■ DATASET ROWS
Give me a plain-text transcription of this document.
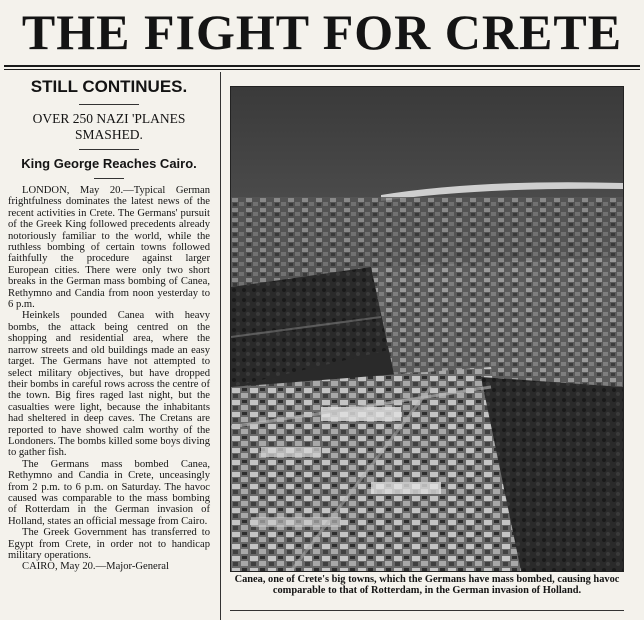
THE FIGHT FOR CRETE
STILL CONTINUES.
OVER 250 NAZI 'PLANES
SMASHED.
King George Reaches Cairo.

LONDON, May 20.—Typical German frightfulness dominates the latest news of the recent activities in Crete. The Germans' pursuit of the Greek King followed precedents already notoriously familiar to the world, while the ruthless bombing of certain towns followed faithfully the procedure against larger European cities. There were only two short breaks in the German mass bombing of Canea, Rethymno and Candia from noon yesterday to 6 p.m.

Heinkels pounded Canea with heavy bombs, the attack being centred on the shopping and residential area, where the narrow streets and old buildings made an easy target. The Germans have not attempted to select military objectives, but have dropped their bombs in careful rows across the centre of the town. Big fires raged last night, but the casualties were light, because the inhabitants had sheltered in deep caves. The Cretans are reported to have showed calm worthy of the Londoners. The bombs killed some boys diving to gather fish.

The Germans mass bombed Canea, Rethymno and Candia in Crete, unceasingly from 2 p.m. to 6 p.m. on Saturday. The havoc caused was comparable to the mass bombing of Rotterdam in the German invasion of Holland, states an official message from Cairo.

The Greek Government has transferred to Egypt from Crete, in order not to handicap military operations.

CAIRO, May 20.—Major-General

Canea, one of Crete's big towns, which the Germans have mass bombed, causing havoc comparable to that of Rotterdam, in the German invasion of Holland.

■ REQUIRED TASK
Report how many lines of the entries hold the string "bombed". Provide the number alone.

■ RESULT
2